Dataset records:
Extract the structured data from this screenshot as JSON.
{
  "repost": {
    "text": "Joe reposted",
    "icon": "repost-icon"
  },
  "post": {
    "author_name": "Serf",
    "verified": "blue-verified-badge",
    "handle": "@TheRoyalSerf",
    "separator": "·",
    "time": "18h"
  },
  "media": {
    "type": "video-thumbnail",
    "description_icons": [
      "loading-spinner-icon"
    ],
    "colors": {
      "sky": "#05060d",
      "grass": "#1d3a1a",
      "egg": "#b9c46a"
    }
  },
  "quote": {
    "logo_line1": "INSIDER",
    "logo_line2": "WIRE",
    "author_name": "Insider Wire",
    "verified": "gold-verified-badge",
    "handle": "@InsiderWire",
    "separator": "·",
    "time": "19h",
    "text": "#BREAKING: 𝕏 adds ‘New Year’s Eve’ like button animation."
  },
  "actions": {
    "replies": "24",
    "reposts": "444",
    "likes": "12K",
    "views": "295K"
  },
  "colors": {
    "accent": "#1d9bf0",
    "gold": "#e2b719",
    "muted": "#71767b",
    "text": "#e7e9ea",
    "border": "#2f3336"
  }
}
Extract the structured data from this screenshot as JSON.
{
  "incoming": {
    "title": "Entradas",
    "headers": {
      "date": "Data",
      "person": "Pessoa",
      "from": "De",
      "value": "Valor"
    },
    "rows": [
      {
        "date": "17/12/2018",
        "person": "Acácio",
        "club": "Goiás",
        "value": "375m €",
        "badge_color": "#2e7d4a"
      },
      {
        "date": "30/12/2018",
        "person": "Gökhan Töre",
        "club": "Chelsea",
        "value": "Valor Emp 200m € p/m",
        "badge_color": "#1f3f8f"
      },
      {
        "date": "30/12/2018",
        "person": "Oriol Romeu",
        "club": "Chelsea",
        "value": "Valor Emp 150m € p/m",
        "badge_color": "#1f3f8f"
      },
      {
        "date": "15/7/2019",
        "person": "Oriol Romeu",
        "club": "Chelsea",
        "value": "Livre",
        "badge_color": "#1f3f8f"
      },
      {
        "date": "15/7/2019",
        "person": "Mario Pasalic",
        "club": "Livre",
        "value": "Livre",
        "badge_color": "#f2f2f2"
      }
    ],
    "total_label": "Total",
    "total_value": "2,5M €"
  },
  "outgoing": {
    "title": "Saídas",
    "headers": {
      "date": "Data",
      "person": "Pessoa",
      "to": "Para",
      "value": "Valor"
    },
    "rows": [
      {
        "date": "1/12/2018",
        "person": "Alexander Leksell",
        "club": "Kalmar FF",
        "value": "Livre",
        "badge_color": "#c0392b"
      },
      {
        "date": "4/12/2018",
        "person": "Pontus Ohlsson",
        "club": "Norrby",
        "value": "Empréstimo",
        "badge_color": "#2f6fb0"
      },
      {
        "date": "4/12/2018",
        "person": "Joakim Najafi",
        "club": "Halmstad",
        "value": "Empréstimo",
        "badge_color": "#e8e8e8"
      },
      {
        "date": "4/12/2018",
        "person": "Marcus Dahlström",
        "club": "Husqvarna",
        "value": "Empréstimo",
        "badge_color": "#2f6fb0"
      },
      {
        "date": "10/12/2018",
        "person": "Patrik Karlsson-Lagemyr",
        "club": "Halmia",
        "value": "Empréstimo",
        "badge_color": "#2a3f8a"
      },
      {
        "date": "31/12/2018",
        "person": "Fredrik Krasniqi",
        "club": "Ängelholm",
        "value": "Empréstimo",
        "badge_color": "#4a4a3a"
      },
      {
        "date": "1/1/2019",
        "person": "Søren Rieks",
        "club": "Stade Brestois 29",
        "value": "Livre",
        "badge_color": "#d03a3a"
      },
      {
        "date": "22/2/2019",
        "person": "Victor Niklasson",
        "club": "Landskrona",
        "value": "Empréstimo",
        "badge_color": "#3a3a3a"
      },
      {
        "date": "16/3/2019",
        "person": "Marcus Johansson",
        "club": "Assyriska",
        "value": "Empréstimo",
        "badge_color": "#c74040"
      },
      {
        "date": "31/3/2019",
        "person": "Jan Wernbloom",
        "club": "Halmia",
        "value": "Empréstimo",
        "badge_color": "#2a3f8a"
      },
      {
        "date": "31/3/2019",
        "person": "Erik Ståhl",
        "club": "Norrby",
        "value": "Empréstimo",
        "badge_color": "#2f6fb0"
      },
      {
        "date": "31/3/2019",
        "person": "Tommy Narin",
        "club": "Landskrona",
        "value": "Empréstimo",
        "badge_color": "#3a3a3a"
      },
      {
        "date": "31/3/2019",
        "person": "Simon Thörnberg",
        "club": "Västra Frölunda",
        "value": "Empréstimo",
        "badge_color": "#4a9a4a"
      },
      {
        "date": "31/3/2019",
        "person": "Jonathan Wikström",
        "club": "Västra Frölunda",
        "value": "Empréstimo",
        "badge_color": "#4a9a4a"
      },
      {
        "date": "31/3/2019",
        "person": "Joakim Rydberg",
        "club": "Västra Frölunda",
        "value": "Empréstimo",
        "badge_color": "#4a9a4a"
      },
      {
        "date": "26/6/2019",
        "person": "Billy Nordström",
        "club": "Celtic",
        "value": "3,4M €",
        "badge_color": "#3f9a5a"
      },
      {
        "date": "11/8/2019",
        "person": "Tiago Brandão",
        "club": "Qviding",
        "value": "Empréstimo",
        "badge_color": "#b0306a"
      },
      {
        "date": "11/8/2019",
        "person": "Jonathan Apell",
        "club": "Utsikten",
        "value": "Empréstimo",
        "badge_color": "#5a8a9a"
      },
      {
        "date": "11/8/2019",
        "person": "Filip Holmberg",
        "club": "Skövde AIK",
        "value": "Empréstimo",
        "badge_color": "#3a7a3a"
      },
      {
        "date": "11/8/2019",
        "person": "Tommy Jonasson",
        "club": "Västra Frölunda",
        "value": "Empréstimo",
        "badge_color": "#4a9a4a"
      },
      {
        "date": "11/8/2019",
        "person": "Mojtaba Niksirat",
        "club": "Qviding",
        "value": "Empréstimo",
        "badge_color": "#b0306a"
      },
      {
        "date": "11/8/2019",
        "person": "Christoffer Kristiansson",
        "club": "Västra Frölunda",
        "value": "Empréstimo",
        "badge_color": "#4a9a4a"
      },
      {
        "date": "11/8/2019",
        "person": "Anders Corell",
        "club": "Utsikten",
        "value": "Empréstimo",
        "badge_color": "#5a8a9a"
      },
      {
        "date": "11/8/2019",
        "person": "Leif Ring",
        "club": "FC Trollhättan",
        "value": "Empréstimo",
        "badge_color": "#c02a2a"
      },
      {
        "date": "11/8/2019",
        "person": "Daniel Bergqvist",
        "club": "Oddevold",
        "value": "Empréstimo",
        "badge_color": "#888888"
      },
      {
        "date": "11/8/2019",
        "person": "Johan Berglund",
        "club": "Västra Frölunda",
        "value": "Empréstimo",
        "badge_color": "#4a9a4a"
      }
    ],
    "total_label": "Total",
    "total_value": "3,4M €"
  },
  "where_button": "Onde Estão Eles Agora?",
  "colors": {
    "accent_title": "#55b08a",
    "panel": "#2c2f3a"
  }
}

◆ Set task
Look back over the material above and state how many lines hold the word "verified". Write the number and nothing else.

◆ The reply
2